From the listing below, count the lines where the string "Nombre" occurs. Give the number, with no other words.

*DATA TO USE*
──────
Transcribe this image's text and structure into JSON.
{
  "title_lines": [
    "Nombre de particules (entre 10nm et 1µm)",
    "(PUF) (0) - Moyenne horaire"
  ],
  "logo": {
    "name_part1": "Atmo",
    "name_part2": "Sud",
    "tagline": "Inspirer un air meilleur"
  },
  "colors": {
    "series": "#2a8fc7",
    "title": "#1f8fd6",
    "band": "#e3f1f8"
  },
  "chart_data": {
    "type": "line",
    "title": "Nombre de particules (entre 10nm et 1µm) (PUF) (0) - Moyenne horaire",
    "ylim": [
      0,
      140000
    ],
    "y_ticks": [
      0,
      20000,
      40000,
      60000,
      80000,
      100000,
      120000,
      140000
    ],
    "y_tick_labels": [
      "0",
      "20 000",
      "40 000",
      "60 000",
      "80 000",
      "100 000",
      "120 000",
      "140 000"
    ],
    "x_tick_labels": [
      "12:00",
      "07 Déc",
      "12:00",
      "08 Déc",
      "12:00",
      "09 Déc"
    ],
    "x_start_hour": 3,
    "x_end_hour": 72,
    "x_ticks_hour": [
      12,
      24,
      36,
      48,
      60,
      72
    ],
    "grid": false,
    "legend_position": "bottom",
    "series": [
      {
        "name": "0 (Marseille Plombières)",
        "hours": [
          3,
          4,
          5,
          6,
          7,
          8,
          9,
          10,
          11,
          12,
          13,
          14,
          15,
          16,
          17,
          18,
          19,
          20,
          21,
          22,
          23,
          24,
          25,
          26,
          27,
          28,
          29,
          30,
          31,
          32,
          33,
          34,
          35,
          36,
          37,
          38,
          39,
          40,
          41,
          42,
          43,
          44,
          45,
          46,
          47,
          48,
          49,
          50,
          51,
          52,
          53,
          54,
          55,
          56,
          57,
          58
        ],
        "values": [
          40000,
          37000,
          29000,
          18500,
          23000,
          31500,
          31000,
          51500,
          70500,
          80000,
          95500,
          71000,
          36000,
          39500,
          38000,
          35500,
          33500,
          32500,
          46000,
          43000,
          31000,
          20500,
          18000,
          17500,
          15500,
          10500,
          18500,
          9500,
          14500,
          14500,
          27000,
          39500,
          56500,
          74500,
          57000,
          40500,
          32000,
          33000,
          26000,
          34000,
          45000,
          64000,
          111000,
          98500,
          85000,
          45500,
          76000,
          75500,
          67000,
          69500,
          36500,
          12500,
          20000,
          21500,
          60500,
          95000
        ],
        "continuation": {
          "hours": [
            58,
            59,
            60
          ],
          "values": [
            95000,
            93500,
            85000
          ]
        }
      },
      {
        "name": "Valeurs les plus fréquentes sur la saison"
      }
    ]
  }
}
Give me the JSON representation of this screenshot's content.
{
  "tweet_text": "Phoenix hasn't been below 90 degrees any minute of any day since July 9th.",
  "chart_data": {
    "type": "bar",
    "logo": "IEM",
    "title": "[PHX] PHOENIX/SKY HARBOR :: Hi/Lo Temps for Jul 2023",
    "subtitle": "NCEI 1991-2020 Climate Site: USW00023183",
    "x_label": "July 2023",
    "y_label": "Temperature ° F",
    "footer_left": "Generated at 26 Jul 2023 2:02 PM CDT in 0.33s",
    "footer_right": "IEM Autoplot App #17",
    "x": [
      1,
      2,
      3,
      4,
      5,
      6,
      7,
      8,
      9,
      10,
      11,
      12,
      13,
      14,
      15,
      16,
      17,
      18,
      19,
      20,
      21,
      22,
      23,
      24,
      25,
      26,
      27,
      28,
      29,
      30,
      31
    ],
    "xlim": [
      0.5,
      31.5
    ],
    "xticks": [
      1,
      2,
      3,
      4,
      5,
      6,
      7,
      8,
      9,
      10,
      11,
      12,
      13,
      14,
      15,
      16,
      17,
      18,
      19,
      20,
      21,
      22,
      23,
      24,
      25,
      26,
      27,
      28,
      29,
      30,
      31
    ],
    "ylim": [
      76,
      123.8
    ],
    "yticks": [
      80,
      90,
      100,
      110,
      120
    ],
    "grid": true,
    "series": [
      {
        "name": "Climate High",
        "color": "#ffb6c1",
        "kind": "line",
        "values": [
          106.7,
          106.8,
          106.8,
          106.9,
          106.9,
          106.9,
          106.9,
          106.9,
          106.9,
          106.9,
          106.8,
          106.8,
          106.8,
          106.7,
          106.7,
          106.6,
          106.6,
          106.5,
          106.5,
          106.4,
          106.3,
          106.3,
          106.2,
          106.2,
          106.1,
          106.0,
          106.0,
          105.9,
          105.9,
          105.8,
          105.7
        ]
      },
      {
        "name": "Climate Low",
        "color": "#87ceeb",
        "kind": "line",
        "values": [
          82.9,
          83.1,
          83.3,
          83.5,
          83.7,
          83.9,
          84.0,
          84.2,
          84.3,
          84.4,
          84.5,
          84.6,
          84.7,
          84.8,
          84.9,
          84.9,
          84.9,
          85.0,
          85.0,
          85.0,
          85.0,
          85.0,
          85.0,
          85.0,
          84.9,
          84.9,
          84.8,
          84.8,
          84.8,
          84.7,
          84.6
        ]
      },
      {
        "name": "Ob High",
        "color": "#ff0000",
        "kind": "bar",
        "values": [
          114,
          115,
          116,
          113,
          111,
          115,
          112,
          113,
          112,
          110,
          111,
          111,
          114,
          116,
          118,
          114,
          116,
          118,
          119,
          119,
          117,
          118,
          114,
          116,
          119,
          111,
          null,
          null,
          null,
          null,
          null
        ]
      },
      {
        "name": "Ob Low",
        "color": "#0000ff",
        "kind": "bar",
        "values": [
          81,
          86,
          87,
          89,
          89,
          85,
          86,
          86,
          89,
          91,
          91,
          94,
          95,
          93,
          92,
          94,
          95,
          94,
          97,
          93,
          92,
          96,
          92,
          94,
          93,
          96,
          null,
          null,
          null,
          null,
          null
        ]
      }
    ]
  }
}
──────
*EXERCISE ANSWER*
2